# CHALLENGE:
The records below hold pictures; please leave those out and retype the rest exactly.

# SUPPLIED DATA:
--
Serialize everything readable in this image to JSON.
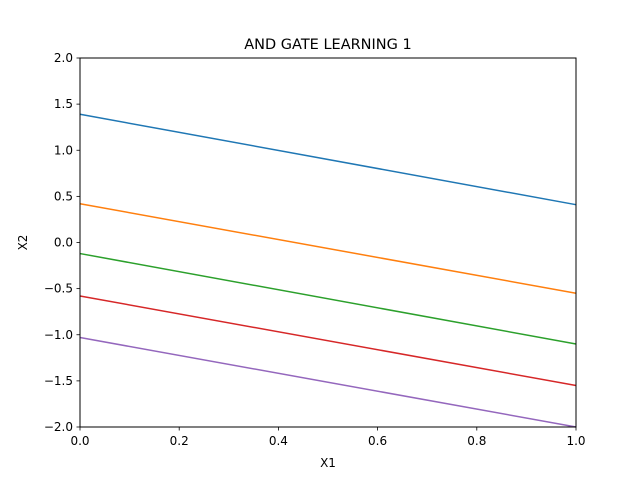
{
  "chart_data": {
    "type": "line",
    "title": "AND GATE LEARNING 1",
    "xlabel": "X1",
    "ylabel": "X2",
    "xlim": [
      0.0,
      1.0
    ],
    "ylim": [
      -2.0,
      2.0
    ],
    "xticks": [
      0.0,
      0.2,
      0.4,
      0.6,
      0.8,
      1.0
    ],
    "yticks": [
      -2.0,
      -1.5,
      -1.0,
      -0.5,
      0.0,
      0.5,
      1.0,
      1.5,
      2.0
    ],
    "xtick_labels": [
      "0.0",
      "0.2",
      "0.4",
      "0.6",
      "0.8",
      "1.0"
    ],
    "ytick_labels": [
      "−2.0",
      "−1.5",
      "−1.0",
      "−0.5",
      "0.0",
      "0.5",
      "1.0",
      "1.5",
      "2.0"
    ],
    "grid": false,
    "legend": "none",
    "series": [
      {
        "color": "#1f77b4",
        "x": [
          0.0,
          1.0
        ],
        "y": [
          1.39,
          0.41
        ]
      },
      {
        "color": "#ff7f0e",
        "x": [
          0.0,
          1.0
        ],
        "y": [
          0.42,
          -0.55
        ]
      },
      {
        "color": "#2ca02c",
        "x": [
          0.0,
          1.0
        ],
        "y": [
          -0.12,
          -1.1
        ]
      },
      {
        "color": "#d62728",
        "x": [
          0.0,
          1.0
        ],
        "y": [
          -0.58,
          -1.55
        ]
      },
      {
        "color": "#9467bd",
        "x": [
          0.0,
          1.0
        ],
        "y": [
          -1.03,
          -2.0
        ]
      }
    ]
  }
}
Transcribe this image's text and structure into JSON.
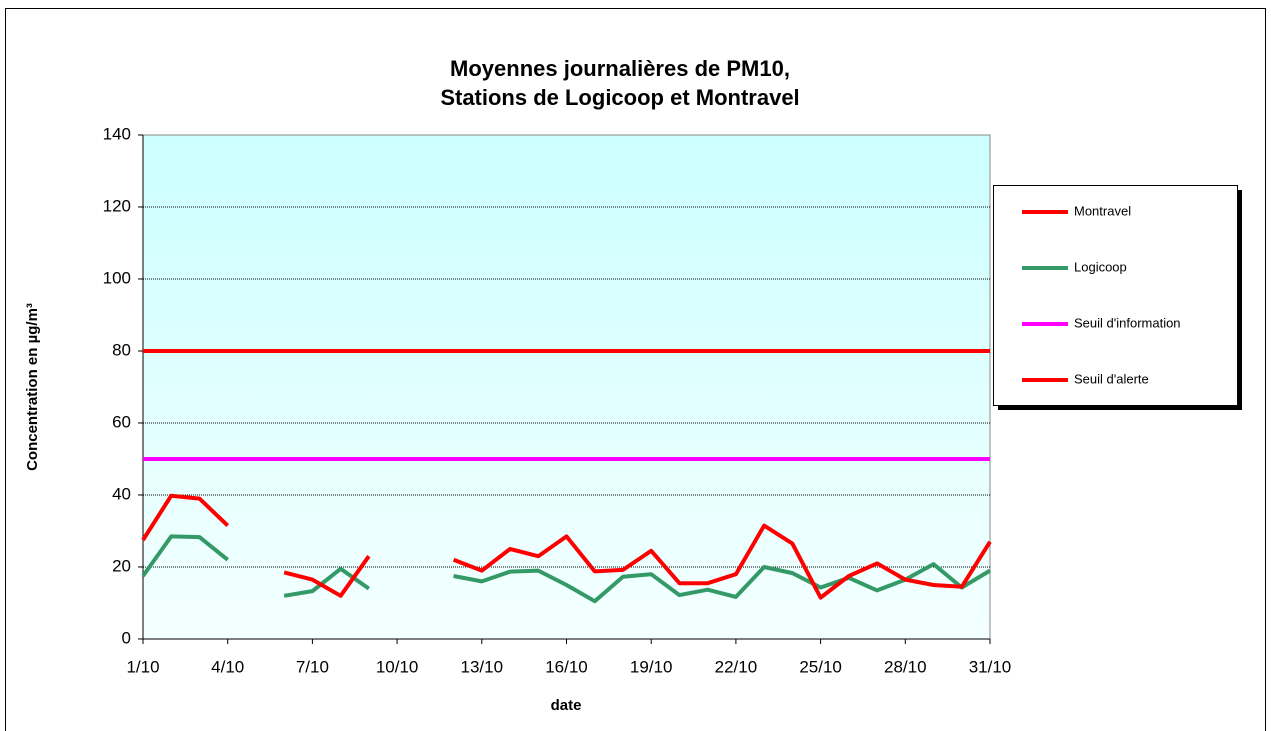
{
  "chart_data": {
    "type": "line",
    "title": [
      "Moyennes journalières de PM10,",
      "Stations de Logicoop et Montravel"
    ],
    "xlabel": "date",
    "ylabel": "Concentration en µg/m³",
    "categories": [
      "1/10",
      null,
      null,
      "4/10",
      null,
      null,
      "7/10",
      null,
      null,
      "10/10",
      null,
      null,
      "13/10",
      null,
      null,
      "16/10",
      null,
      null,
      "19/10",
      null,
      null,
      "22/10",
      null,
      null,
      "25/10",
      null,
      null,
      "28/10",
      null,
      null,
      "31/10"
    ],
    "series": [
      {
        "name": "Montravel",
        "color": "#ff0000",
        "values": [
          27.5,
          39.8,
          39,
          31.5,
          null,
          18.5,
          16.5,
          12,
          23,
          null,
          null,
          22,
          19,
          25,
          23,
          28.5,
          18.8,
          19.2,
          24.5,
          15.5,
          15.5,
          18,
          31.5,
          26.5,
          11.5,
          17.5,
          21,
          16.5,
          15,
          14.5,
          27
        ]
      },
      {
        "name": "Logicoop",
        "color": "#339966",
        "values": [
          17.5,
          28.5,
          28.3,
          22,
          null,
          12,
          13.3,
          19.5,
          14,
          null,
          null,
          17.5,
          16,
          18.7,
          19,
          15,
          10.5,
          17.3,
          18,
          12.2,
          13.7,
          11.7,
          20,
          18.3,
          14.3,
          17,
          13.5,
          16.5,
          20.8,
          14.3,
          19
        ]
      },
      {
        "name": "Seuil d'information",
        "color": "#ff00ff",
        "values": [
          50,
          50,
          50,
          50,
          50,
          50,
          50,
          50,
          50,
          50,
          50,
          50,
          50,
          50,
          50,
          50,
          50,
          50,
          50,
          50,
          50,
          50,
          50,
          50,
          50,
          50,
          50,
          50,
          50,
          50,
          50
        ]
      },
      {
        "name": "Seuil d'alerte",
        "color": "#ff0000",
        "values": [
          80,
          80,
          80,
          80,
          80,
          80,
          80,
          80,
          80,
          80,
          80,
          80,
          80,
          80,
          80,
          80,
          80,
          80,
          80,
          80,
          80,
          80,
          80,
          80,
          80,
          80,
          80,
          80,
          80,
          80,
          80
        ]
      }
    ],
    "ylim": [
      0,
      140
    ],
    "yticks": [
      0,
      20,
      40,
      60,
      80,
      100,
      120,
      140
    ],
    "grid": true
  }
}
--
# TASK RESPONSE:
Serialize everything readable in this image to JSON.
{
  "chart_data": {
    "type": "line",
    "title": "AND GATE LEARNING 1",
    "xlabel": "X1",
    "ylabel": "X2",
    "xlim": [
      0.0,
      1.0
    ],
    "ylim": [
      -2.0,
      2.0
    ],
    "xticks": [
      0.0,
      0.2,
      0.4,
      0.6,
      0.8,
      1.0
    ],
    "yticks": [
      -2.0,
      -1.5,
      -1.0,
      -0.5,
      0.0,
      0.5,
      1.0,
      1.5,
      2.0
    ],
    "xtick_labels": [
      "0.0",
      "0.2",
      "0.4",
      "0.6",
      "0.8",
      "1.0"
    ],
    "ytick_labels": [
      "−2.0",
      "−1.5",
      "−1.0",
      "−0.5",
      "0.0",
      "0.5",
      "1.0",
      "1.5",
      "2.0"
    ],
    "grid": false,
    "legend": "none",
    "series": [
      {
        "color": "#1f77b4",
        "x": [
          0.0,
          1.0
        ],
        "y": [
          1.39,
          0.41
        ]
      },
      {
        "color": "#ff7f0e",
        "x": [
          0.0,
          1.0
        ],
        "y": [
          0.42,
          -0.55
        ]
      },
      {
        "color": "#2ca02c",
        "x": [
          0.0,
          1.0
        ],
        "y": [
          -0.12,
          -1.1
        ]
      },
      {
        "color": "#d62728",
        "x": [
          0.0,
          1.0
        ],
        "y": [
          -0.58,
          -1.55
        ]
      },
      {
        "color": "#9467bd",
        "x": [
          0.0,
          1.0
        ],
        "y": [
          -1.03,
          -2.0
        ]
      }
    ]
  }
}
Transcribe this image's text and structure into JSON.
{
  "chart_data": {
    "type": "line",
    "title": [
      "Moyennes journalières de PM10,",
      "Stations de Logicoop et Montravel"
    ],
    "xlabel": "date",
    "ylabel": "Concentration en µg/m³",
    "categories": [
      "1/10",
      null,
      null,
      "4/10",
      null,
      null,
      "7/10",
      null,
      null,
      "10/10",
      null,
      null,
      "13/10",
      null,
      null,
      "16/10",
      null,
      null,
      "19/10",
      null,
      null,
      "22/10",
      null,
      null,
      "25/10",
      null,
      null,
      "28/10",
      null,
      null,
      "31/10"
    ],
    "series": [
      {
        "name": "Montravel",
        "color": "#ff0000",
        "values": [
          27.5,
          39.8,
          39,
          31.5,
          null,
          18.5,
          16.5,
          12,
          23,
          null,
          null,
          22,
          19,
          25,
          23,
          28.5,
          18.8,
          19.2,
          24.5,
          15.5,
          15.5,
          18,
          31.5,
          26.5,
          11.5,
          17.5,
          21,
          16.5,
          15,
          14.5,
          27
        ]
      },
      {
        "name": "Logicoop",
        "color": "#339966",
        "values": [
          17.5,
          28.5,
          28.3,
          22,
          null,
          12,
          13.3,
          19.5,
          14,
          null,
          null,
          17.5,
          16,
          18.7,
          19,
          15,
          10.5,
          17.3,
          18,
          12.2,
          13.7,
          11.7,
          20,
          18.3,
          14.3,
          17,
          13.5,
          16.5,
          20.8,
          14.3,
          19
        ]
      },
      {
        "name": "Seuil d'information",
        "color": "#ff00ff",
        "values": [
          50,
          50,
          50,
          50,
          50,
          50,
          50,
          50,
          50,
          50,
          50,
          50,
          50,
          50,
          50,
          50,
          50,
          50,
          50,
          50,
          50,
          50,
          50,
          50,
          50,
          50,
          50,
          50,
          50,
          50,
          50
        ]
      },
      {
        "name": "Seuil d'alerte",
        "color": "#ff0000",
        "values": [
          80,
          80,
          80,
          80,
          80,
          80,
          80,
          80,
          80,
          80,
          80,
          80,
          80,
          80,
          80,
          80,
          80,
          80,
          80,
          80,
          80,
          80,
          80,
          80,
          80,
          80,
          80,
          80,
          80,
          80,
          80
        ]
      }
    ],
    "ylim": [
      0,
      140
    ],
    "yticks": [
      0,
      20,
      40,
      60,
      80,
      100,
      120,
      140
    ],
    "grid": true
  }
}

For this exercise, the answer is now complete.